>> BEGIN

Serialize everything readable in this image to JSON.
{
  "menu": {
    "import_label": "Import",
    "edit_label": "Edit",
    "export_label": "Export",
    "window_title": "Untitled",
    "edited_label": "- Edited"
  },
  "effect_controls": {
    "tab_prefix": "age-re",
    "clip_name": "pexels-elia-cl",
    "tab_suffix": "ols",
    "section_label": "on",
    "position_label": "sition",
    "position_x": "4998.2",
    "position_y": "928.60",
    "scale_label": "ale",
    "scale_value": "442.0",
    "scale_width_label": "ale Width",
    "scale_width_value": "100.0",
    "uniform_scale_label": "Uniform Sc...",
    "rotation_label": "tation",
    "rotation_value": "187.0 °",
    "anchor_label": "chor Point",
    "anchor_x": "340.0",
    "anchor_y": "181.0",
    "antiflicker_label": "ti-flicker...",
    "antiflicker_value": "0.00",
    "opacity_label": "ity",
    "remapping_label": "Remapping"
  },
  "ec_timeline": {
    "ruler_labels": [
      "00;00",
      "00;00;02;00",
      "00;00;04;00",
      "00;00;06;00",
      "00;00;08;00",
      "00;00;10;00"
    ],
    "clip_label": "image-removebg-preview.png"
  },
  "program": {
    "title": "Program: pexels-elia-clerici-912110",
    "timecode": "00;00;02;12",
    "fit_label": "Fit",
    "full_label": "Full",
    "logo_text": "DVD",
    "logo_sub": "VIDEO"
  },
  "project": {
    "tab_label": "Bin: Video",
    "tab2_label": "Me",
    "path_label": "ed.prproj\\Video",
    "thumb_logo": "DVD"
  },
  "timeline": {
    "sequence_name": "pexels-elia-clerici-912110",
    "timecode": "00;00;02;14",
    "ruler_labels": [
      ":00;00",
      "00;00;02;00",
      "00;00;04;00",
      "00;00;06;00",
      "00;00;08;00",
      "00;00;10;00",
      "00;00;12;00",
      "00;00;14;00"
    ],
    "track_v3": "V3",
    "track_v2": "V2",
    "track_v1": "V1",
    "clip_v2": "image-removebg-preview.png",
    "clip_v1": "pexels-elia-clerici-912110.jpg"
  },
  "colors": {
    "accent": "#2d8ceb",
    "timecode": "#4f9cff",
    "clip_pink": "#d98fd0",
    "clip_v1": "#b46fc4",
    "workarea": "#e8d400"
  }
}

>> END

Write the data out again in full and exactly.

Answer to the task |
Serialize everything readable in this image to JSON.
{
  "menu": {
    "import_label": "Import",
    "edit_label": "Edit",
    "export_label": "Export",
    "window_title": "Untitled",
    "edited_label": "- Edited"
  },
  "effect_controls": {
    "tab_prefix": "age-re",
    "clip_name": "pexels-elia-cl",
    "tab_suffix": "ols",
    "section_label": "on",
    "position_label": "sition",
    "position_x": "4998.2",
    "position_y": "928.60",
    "scale_label": "ale",
    "scale_value": "442.0",
    "scale_width_label": "ale Width",
    "scale_width_value": "100.0",
    "uniform_scale_label": "Uniform Sc...",
    "rotation_label": "tation",
    "rotation_value": "187.0 °",
    "anchor_label": "chor Point",
    "anchor_x": "340.0",
    "anchor_y": "181.0",
    "antiflicker_label": "ti-flicker...",
    "antiflicker_value": "0.00",
    "opacity_label": "ity",
    "remapping_label": "Remapping"
  },
  "ec_timeline": {
    "ruler_labels": [
      "00;00",
      "00;00;02;00",
      "00;00;04;00",
      "00;00;06;00",
      "00;00;08;00",
      "00;00;10;00"
    ],
    "clip_label": "image-removebg-preview.png"
  },
  "program": {
    "title": "Program: pexels-elia-clerici-912110",
    "timecode": "00;00;02;12",
    "fit_label": "Fit",
    "full_label": "Full",
    "logo_text": "DVD",
    "logo_sub": "VIDEO"
  },
  "project": {
    "tab_label": "Bin: Video",
    "tab2_label": "Me",
    "path_label": "ed.prproj\\Video",
    "thumb_logo": "DVD"
  },
  "timeline": {
    "sequence_name": "pexels-elia-clerici-912110",
    "timecode": "00;00;02;14",
    "ruler_labels": [
      ":00;00",
      "00;00;02;00",
      "00;00;04;00",
      "00;00;06;00",
      "00;00;08;00",
      "00;00;10;00",
      "00;00;12;00",
      "00;00;14;00"
    ],
    "track_v3": "V3",
    "track_v2": "V2",
    "track_v1": "V1",
    "clip_v2": "image-removebg-preview.png",
    "clip_v1": "pexels-elia-clerici-912110.jpg"
  },
  "colors": {
    "accent": "#2d8ceb",
    "timecode": "#4f9cff",
    "clip_pink": "#d98fd0",
    "clip_v1": "#b46fc4",
    "workarea": "#e8d400"
  }
}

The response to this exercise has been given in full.